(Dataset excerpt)
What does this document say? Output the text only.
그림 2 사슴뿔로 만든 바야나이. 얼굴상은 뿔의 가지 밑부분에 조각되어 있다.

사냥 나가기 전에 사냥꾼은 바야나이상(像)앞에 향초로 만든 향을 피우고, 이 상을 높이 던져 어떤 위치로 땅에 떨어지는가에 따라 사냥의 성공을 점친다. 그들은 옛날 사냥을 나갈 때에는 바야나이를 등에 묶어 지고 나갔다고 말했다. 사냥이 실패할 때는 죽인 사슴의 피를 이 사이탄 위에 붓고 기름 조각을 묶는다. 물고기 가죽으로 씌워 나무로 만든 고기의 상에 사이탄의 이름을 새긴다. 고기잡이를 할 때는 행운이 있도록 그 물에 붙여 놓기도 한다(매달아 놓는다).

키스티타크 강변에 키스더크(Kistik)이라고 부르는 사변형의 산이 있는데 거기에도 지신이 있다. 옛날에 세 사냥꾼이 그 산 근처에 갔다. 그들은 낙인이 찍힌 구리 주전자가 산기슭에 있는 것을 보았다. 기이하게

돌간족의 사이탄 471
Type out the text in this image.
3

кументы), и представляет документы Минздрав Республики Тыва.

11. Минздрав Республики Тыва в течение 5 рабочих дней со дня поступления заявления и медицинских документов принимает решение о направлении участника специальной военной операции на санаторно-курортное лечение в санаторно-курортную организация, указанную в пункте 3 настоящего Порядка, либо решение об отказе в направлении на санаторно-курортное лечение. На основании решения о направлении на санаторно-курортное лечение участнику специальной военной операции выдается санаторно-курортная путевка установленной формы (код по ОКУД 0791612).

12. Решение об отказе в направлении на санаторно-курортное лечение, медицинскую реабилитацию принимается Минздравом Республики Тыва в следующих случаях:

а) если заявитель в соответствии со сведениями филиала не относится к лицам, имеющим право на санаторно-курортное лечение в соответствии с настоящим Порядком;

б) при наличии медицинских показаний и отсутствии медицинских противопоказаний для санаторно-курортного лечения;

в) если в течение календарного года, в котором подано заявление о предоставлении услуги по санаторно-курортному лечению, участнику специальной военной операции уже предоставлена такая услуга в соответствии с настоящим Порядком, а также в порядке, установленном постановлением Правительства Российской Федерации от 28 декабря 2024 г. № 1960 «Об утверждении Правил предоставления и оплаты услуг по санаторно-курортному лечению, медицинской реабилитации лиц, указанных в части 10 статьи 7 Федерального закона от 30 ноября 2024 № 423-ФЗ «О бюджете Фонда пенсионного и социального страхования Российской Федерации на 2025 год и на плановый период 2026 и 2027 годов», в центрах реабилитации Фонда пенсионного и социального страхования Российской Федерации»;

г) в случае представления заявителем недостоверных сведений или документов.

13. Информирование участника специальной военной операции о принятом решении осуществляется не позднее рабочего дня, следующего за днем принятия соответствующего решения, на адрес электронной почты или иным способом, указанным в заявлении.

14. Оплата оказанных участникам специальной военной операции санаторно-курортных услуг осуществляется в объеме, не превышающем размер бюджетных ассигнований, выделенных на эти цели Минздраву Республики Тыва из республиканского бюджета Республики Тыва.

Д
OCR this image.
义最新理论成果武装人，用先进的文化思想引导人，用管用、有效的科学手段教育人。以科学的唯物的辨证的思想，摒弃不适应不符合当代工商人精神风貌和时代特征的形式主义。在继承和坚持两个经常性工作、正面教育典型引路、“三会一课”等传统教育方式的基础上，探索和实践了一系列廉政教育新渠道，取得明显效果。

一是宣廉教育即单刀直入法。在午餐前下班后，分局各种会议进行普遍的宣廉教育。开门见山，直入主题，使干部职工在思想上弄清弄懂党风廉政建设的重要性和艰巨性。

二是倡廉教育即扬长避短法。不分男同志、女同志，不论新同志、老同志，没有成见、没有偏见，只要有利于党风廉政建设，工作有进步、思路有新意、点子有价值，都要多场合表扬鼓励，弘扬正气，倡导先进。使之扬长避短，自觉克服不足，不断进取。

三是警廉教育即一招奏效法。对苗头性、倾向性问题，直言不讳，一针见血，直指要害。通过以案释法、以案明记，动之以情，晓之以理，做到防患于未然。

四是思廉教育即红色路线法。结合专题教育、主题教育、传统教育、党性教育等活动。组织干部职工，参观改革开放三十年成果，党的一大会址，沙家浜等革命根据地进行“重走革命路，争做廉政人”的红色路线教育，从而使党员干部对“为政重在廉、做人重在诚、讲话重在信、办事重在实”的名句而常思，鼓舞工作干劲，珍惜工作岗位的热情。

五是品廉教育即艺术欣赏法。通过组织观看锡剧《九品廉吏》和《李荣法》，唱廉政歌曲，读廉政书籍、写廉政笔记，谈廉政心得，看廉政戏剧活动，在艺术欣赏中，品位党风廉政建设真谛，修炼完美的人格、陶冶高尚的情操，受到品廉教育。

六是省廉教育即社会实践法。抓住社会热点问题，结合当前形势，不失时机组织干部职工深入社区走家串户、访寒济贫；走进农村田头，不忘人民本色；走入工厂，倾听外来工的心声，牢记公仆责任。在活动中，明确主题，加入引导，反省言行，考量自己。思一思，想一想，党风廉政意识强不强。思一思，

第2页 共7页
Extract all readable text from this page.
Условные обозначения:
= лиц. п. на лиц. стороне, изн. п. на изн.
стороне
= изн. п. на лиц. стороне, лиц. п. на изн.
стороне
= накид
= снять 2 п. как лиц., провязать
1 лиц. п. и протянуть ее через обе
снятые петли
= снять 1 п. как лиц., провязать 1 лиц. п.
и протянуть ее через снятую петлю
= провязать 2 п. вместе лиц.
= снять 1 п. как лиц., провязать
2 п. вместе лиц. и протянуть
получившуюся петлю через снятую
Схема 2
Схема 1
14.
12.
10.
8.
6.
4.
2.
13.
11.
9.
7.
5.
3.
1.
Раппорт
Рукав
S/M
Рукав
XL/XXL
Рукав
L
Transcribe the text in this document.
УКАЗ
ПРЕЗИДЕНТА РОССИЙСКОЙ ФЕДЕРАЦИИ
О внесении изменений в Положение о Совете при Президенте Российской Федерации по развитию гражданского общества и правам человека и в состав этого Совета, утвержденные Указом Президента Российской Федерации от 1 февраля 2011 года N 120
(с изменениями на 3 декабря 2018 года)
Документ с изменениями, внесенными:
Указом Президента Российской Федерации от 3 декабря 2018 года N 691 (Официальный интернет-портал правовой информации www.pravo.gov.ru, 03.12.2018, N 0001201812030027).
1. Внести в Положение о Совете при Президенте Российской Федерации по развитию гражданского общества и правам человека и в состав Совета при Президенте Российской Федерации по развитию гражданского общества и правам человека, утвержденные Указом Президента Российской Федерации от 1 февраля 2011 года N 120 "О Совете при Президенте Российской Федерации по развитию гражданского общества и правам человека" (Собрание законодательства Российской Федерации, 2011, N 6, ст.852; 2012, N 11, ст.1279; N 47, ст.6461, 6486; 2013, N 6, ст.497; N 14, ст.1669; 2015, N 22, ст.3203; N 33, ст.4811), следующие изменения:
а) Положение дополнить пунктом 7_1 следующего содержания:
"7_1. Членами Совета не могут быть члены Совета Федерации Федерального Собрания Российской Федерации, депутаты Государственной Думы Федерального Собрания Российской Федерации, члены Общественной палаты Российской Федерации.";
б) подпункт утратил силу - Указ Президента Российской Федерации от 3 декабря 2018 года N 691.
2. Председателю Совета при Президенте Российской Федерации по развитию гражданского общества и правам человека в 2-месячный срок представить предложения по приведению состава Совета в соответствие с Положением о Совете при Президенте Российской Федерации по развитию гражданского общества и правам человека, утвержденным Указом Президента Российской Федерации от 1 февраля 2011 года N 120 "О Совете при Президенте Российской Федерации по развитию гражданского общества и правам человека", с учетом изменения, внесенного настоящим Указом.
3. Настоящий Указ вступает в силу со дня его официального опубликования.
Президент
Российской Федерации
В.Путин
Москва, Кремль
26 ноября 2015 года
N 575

WHAT YOU NEED TO DO:
Only the number is wanted: how many lines of the material above include the word "изменениями"?

ANSWER:
2